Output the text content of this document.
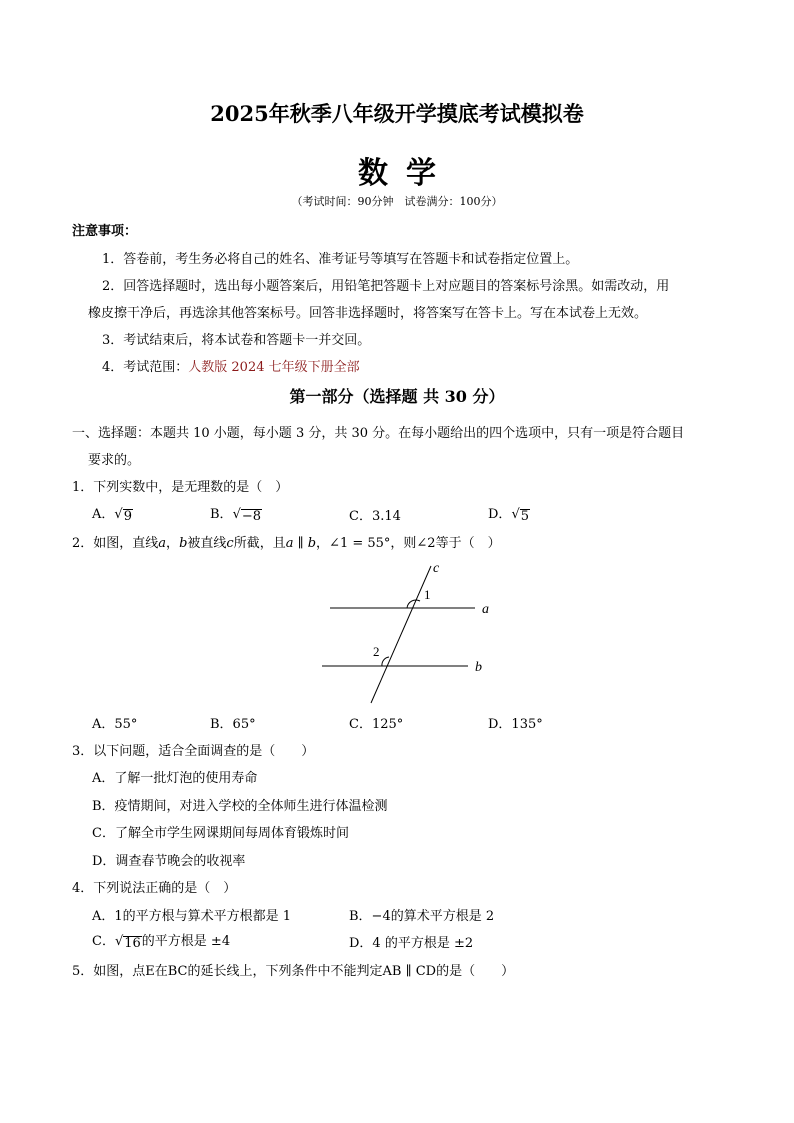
2025年秋季八年级开学摸底考试模拟卷
数学
（考试时间：90分钟　试卷满分：100分）
注意事项：
1．答卷前，考生务必将自己的姓名、准考证号等填写在答题卡和试卷指定位置上。
2．回答选择题时，选出每小题答案后，用铅笔把答题卡上对应题目的答案标号涂黑。如需改动，用
橡皮擦干净后，再选涂其他答案标号。回答非选择题时，将答案写在答卡上。写在本试卷上无效。
3．考试结束后，将本试卷和答题卡一并交回。
4．考试范围：人教版 2024 七年级下册全部
第一部分（选择题 共 30 分）
一、选择题：本题共 10 小题，每小题 3 分，共 30 分。在每小题给出的四个选项中，只有一项是符合题目
要求的。
1．下列实数中，是无理数的是（　）
A． √ 9	B． √ −8	C．3.14	D． √ 5
2．如图，直线a，b被直线c所截，且a ∥ b，∠1 = 55°，则∠2等于（　）
c
1
a
2
b
A．55°	B．65°	C．125°	D．135°
3．以下问题，适合全面调查的是（　　）
A．了解一批灯泡的使用寿命
B．疫情期间，对进入学校的全体师生进行体温检测
C．了解全市学生网课期间每周体育锻炼时间
D．调查春节晚会的收视率
4．下列说法正确的是（　）
A．1的平方根与算术平方根都是 1	B．−4的算术平方根是 2
C． √ 16 的平方根是 ±4	D．4 的平方根是 ±2
5．如图，点E在BC的延长线上，下列条件中不能判定AB ∥ CD的是（　　）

----------------------------------------

### EXERCISE DETAILS
Repeat the material above verbatim, with no pictures in the output.

### COMPLETE RESPONSE
Output the text content of this document.
2025年秋季八年级开学摸底考试模拟卷
数学
（考试时间：90分钟　试卷满分：100分）
注意事项：
1．答卷前，考生务必将自己的姓名、准考证号等填写在答题卡和试卷指定位置上。
2．回答选择题时，选出每小题答案后，用铅笔把答题卡上对应题目的答案标号涂黑。如需改动，用
橡皮擦干净后，再选涂其他答案标号。回答非选择题时，将答案写在答卡上。写在本试卷上无效。
3．考试结束后，将本试卷和答题卡一并交回。
4．考试范围：人教版 2024 七年级下册全部
第一部分（选择题 共 30 分）
一、选择题：本题共 10 小题，每小题 3 分，共 30 分。在每小题给出的四个选项中，只有一项是符合题目
要求的。
1．下列实数中，是无理数的是（　）
A． √ 9	B． √ −8	C．3.14	D． √ 5
2．如图，直线a，b被直线c所截，且a ∥ b，∠1 = 55°，则∠2等于（　）
c
1
a
2
b
A．55°	B．65°	C．125°	D．135°
3．以下问题，适合全面调查的是（　　）
A．了解一批灯泡的使用寿命
B．疫情期间，对进入学校的全体师生进行体温检测
C．了解全市学生网课期间每周体育锻炼时间
D．调查春节晚会的收视率
4．下列说法正确的是（　）
A．1的平方根与算术平方根都是 1	B．−4的算术平方根是 2
C． √ 16 的平方根是 ±4	D．4 的平方根是 ±2
5．如图，点E在BC的延长线上，下列条件中不能判定AB ∥ CD的是（　　）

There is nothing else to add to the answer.